**Problem statement:**
All the data should be repeated exactly. Any image in it is left out.

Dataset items
(begin)
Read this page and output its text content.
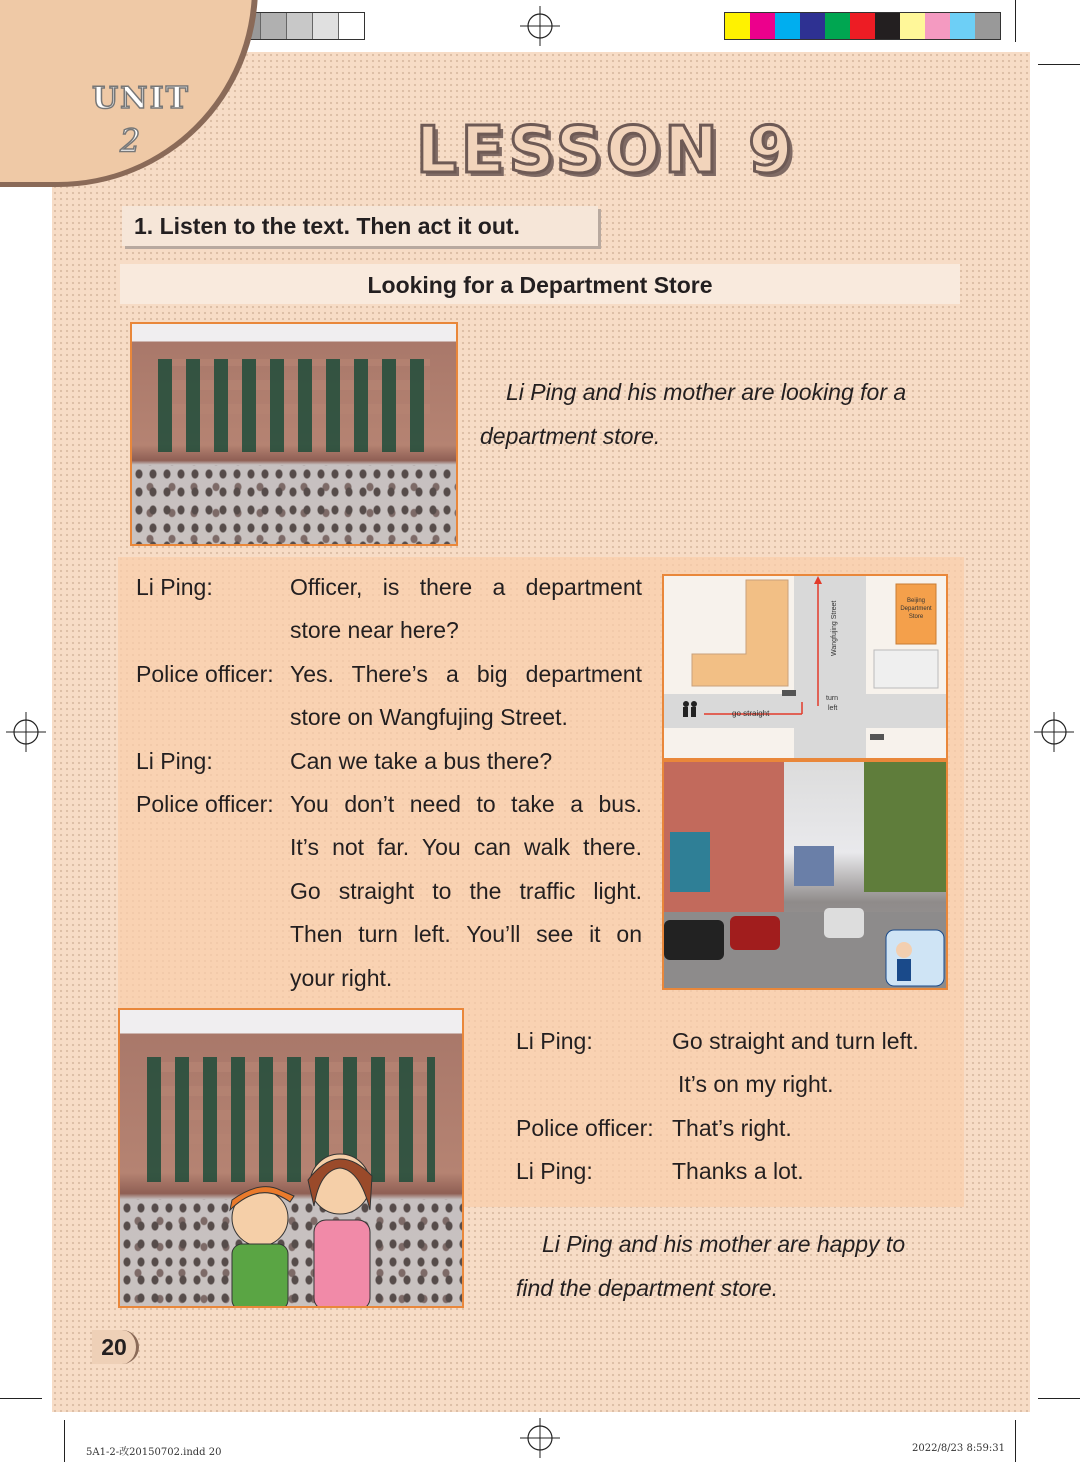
UNIT
2	LESSON 9
1. Listen to the text. Then act it out.
Looking for a Department Store
Li Ping and his mother are looking for a
department store.
Li Ping:	Officer, is there a department
store near here?
Police officer: Yes. There’s a big department
store on Wangfujing Street.
Li Ping:	Can we take a bus there?
Police officer: You don’t need to take a bus.
It’s not far. You can walk there.
Go straight to the traffic light.
Then turn left. You’ll see it on
your right.
Wangfujing Street	Beijing
Department
Store
go straight
turn
left
Li Ping:	Go straight and turn left.
It’s on my right.
Police officer: That’s right.
Li Ping:	Thanks a lot.
Li Ping and his mother are happy to
find the department store.
20
5A1-2-改20150702.indd 20	2022/8/23 8:59:31
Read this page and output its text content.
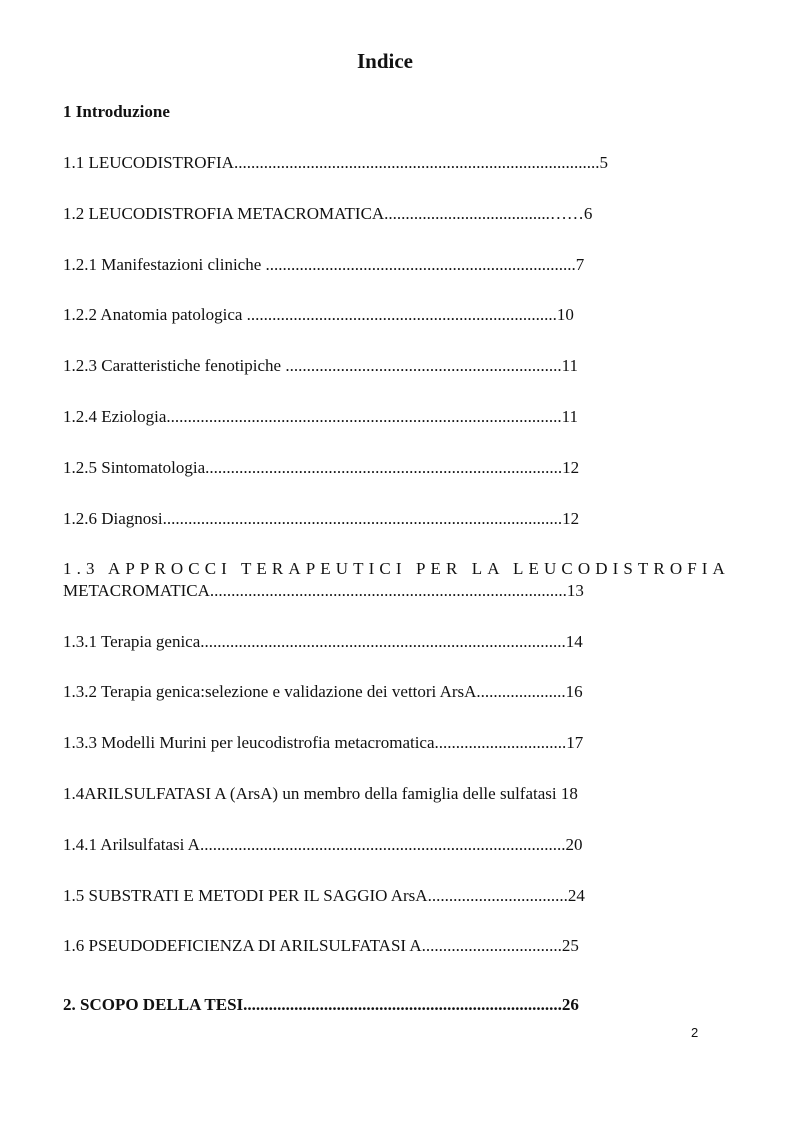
Indice
1 Introduzione
1.1 LEUCODISTROFIA......................................................................................5
1.2 LEUCODISTROFIA METACROMATICA.......................................……6
1.2.1 Manifestazioni cliniche .........................................................................7
1.2.2 Anatomia patologica .........................................................................10
1.2.3 Caratteristiche fenotipiche .................................................................11
1.2.4 Eziologia.............................................................................................11
1.2.5 Sintomatologia....................................................................................12
1.2.6 Diagnosi..............................................................................................12
1.3 APPROCCI TERAPEUTICI PER LA LEUCODISTROFIA
METACROMATICA....................................................................................13
1.3.1 Terapia genica......................................................................................14
1.3.2 Terapia genica:selezione e validazione dei vettori ArsA.....................16
1.3.3 Modelli Murini per leucodistrofia metacromatica...............................17
1.4ARILSULFATASI A (ArsA) un membro della famiglia delle sulfatasi 18
1.4.1 Arilsulfatasi A......................................................................................20
1.5 SUBSTRATI E METODI PER IL SAGGIO ArsA.................................24
1.6 PSEUDODEFICIENZA DI ARILSULFATASI A.................................25
2. SCOPO DELLA TESI...........................................................................26
2
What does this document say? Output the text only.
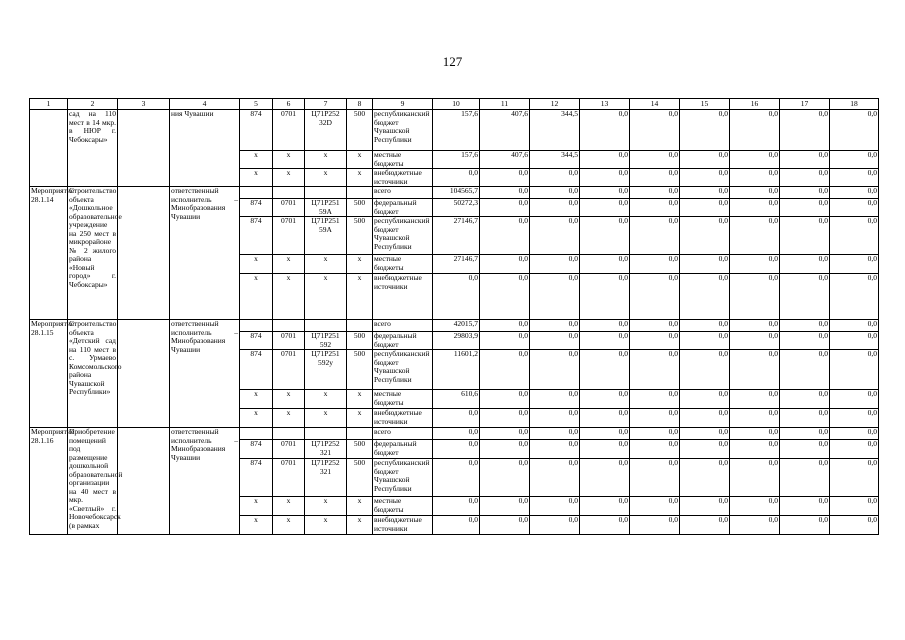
127
1	2	3	4	5	6	7	8	9	10	11	12	13	14	15	16	17	18
	сад на 110 мест в 14 мкр. в НЮР г. Чебоксары»		ния Чувашии	874	0701	Ц71P252 32D	500	республиканский бюджет Чувашской Республики	157,6	407,6	344,5	0,0	0,0	0,0	0,0	0,0	0,0
				x	x	x	x	местные бюджеты	157,6	407,6	344,5	0,0	0,0	0,0	0,0	0,0	0,0
				x	x	x	x	внебюджетные источники	0,0	0,0	0,0	0,0	0,0	0,0	0,0	0,0	0,0
Мероприятие 28.1.14	Строительство объекта «Дошкольное образовательное учреждение на 250 мест в микрорайоне № 2 жилого района «Новый город» г. Чебоксары»		ответственный исполнитель – Минобразования Чувашии					всего	104565,7	0,0	0,0	0,0	0,0	0,0	0,0	0,0	0,0
				874	0701	Ц71P251 59A	500	федеральный бюджет	50272,3	0,0	0,0	0,0	0,0	0,0	0,0	0,0	0,0
				874	0701	Ц71P251 59A	500	республиканский бюджет Чувашской Республики	27146,7	0,0	0,0	0,0	0,0	0,0	0,0	0,0	0,0
				x	x	x	x	местные бюджеты	27146,7	0,0	0,0	0,0	0,0	0,0	0,0	0,0	0,0
				x	x	x	x	внебюджетные источники	0,0	0,0	0,0	0,0	0,0	0,0	0,0	0,0	0,0
Мероприятие 28.1.15	Строительство объекта «Детский сад на 110 мест в с. Урмаево Комсомольского района Чувашской Республики»		ответственный исполнитель – Минобразования Чувашии					всего	42015,7	0,0	0,0	0,0	0,0	0,0	0,0	0,0	0,0
				874	0701	Ц71P251 592	500	федеральный бюджет	29803,9	0,0	0,0	0,0	0,0	0,0	0,0	0,0	0,0
				874	0701	Ц71P251 592у	500	республиканский бюджет Чувашской Республики	11601,2	0,0	0,0	0,0	0,0	0,0	0,0	0,0	0,0
				x	x	x	x	местные бюджеты	610,6	0,0	0,0	0,0	0,0	0,0	0,0	0,0	0,0
				x	x	x	x	внебюджетные источники	0,0	0,0	0,0	0,0	0,0	0,0	0,0	0,0	0,0
Мероприятие 28.1.16	Приобретение помещений под размещение дошкольной образовательной организации на 40 мест в мкр. «Светлый» г. Новочебоксарск (в рамках		ответственный исполнитель – Минобразования Чувашии					всего	0,0	0,0	0,0	0,0	0,0	0,0	0,0	0,0	0,0
				874	0701	Ц71P252 321	500	федеральный бюджет	0,0	0,0	0,0	0,0	0,0	0,0	0,0	0,0	0,0
				874	0701	Ц71P252 321	500	республиканский бюджет Чувашской Республики	0,0	0,0	0,0	0,0	0,0	0,0	0,0	0,0	0,0
				x	x	x	x	местные бюджеты	0,0	0,0	0,0	0,0	0,0	0,0	0,0	0,0	0,0
				x	x	x	x	внебюджетные источники	0,0	0,0	0,0	0,0	0,0	0,0	0,0	0,0	0,0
(end)
**Solved problem:**
Read this page and output its text content.
UNIT
2	LESSON 9
1. Listen to the text. Then act it out.
Looking for a Department Store
Li Ping and his mother are looking for a
department store.
Li Ping:	Officer, is there a department
store near here?
Police officer: Yes. There’s a big department
store on Wangfujing Street.
Li Ping:	Can we take a bus there?
Police officer: You don’t need to take a bus.
It’s not far. You can walk there.
Go straight to the traffic light.
Then turn left. You’ll see it on
your right.
Wangfujing Street	Beijing
Department
Store
go straight
turn
left
Li Ping:	Go straight and turn left.
It’s on my right.
Police officer: That’s right.
Li Ping:	Thanks a lot.
Li Ping and his mother are happy to
find the department store.
20
5A1-2-改20150702.indd 20	2022/8/23 8:59:31
Read this page and output its text content.
Indice
1 Introduzione
1.1 LEUCODISTROFIA......................................................................................5
1.2 LEUCODISTROFIA METACROMATICA.......................................……6
1.2.1 Manifestazioni cliniche .........................................................................7
1.2.2 Anatomia patologica .........................................................................10
1.2.3 Caratteristiche fenotipiche .................................................................11
1.2.4 Eziologia.............................................................................................11
1.2.5 Sintomatologia....................................................................................12
1.2.6 Diagnosi..............................................................................................12
1.3 APPROCCI TERAPEUTICI PER LA LEUCODISTROFIA
METACROMATICA....................................................................................13
1.3.1 Terapia genica......................................................................................14
1.3.2 Terapia genica:selezione e validazione dei vettori ArsA.....................16
1.3.3 Modelli Murini per leucodistrofia metacromatica...............................17
1.4ARILSULFATASI A (ArsA) un membro della famiglia delle sulfatasi 18
1.4.1 Arilsulfatasi A......................................................................................20
1.5 SUBSTRATI E METODI PER IL SAGGIO ArsA.................................24
1.6 PSEUDODEFICIENZA DI ARILSULFATASI A.................................25
2. SCOPO DELLA TESI...........................................................................26
2
What does this document say? Output the text only.
127
1	2	3	4	5	6	7	8	9	10	11	12	13	14	15	16	17	18
	сад на 110 мест в 14 мкр. в НЮР г. Чебоксары»		ния Чувашии	874	0701	Ц71P252 32D	500	республиканский бюджет Чувашской Республики	157,6	407,6	344,5	0,0	0,0	0,0	0,0	0,0	0,0
				x	x	x	x	местные бюджеты	157,6	407,6	344,5	0,0	0,0	0,0	0,0	0,0	0,0
				x	x	x	x	внебюджетные источники	0,0	0,0	0,0	0,0	0,0	0,0	0,0	0,0	0,0
Мероприятие 28.1.14	Строительство объекта «Дошкольное образовательное учреждение на 250 мест в микрорайоне № 2 жилого района «Новый город» г. Чебоксары»		ответственный исполнитель – Минобразования Чувашии					всего	104565,7	0,0	0,0	0,0	0,0	0,0	0,0	0,0	0,0
				874	0701	Ц71P251 59A	500	федеральный бюджет	50272,3	0,0	0,0	0,0	0,0	0,0	0,0	0,0	0,0
				874	0701	Ц71P251 59A	500	республиканский бюджет Чувашской Республики	27146,7	0,0	0,0	0,0	0,0	0,0	0,0	0,0	0,0
				x	x	x	x	местные бюджеты	27146,7	0,0	0,0	0,0	0,0	0,0	0,0	0,0	0,0
				x	x	x	x	внебюджетные источники	0,0	0,0	0,0	0,0	0,0	0,0	0,0	0,0	0,0
Мероприятие 28.1.15	Строительство объекта «Детский сад на 110 мест в с. Урмаево Комсомольского района Чувашской Республики»		ответственный исполнитель – Минобразования Чувашии					всего	42015,7	0,0	0,0	0,0	0,0	0,0	0,0	0,0	0,0
				874	0701	Ц71P251 592	500	федеральный бюджет	29803,9	0,0	0,0	0,0	0,0	0,0	0,0	0,0	0,0
				874	0701	Ц71P251 592у	500	республиканский бюджет Чувашской Республики	11601,2	0,0	0,0	0,0	0,0	0,0	0,0	0,0	0,0
				x	x	x	x	местные бюджеты	610,6	0,0	0,0	0,0	0,0	0,0	0,0	0,0	0,0
				x	x	x	x	внебюджетные источники	0,0	0,0	0,0	0,0	0,0	0,0	0,0	0,0	0,0
Мероприятие 28.1.16	Приобретение помещений под размещение дошкольной образовательной организации на 40 мест в мкр. «Светлый» г. Новочебоксарск (в рамках		ответственный исполнитель – Минобразования Чувашии					всего	0,0	0,0	0,0	0,0	0,0	0,0	0,0	0,0	0,0
				874	0701	Ц71P252 321	500	федеральный бюджет	0,0	0,0	0,0	0,0	0,0	0,0	0,0	0,0	0,0
				874	0701	Ц71P252 321	500	республиканский бюджет Чувашской Республики	0,0	0,0	0,0	0,0	0,0	0,0	0,0	0,0	0,0
				x	x	x	x	местные бюджеты	0,0	0,0	0,0	0,0	0,0	0,0	0,0	0,0	0,0
				x	x	x	x	внебюджетные источники	0,0	0,0	0,0	0,0	0,0	0,0	0,0	0,0	0,0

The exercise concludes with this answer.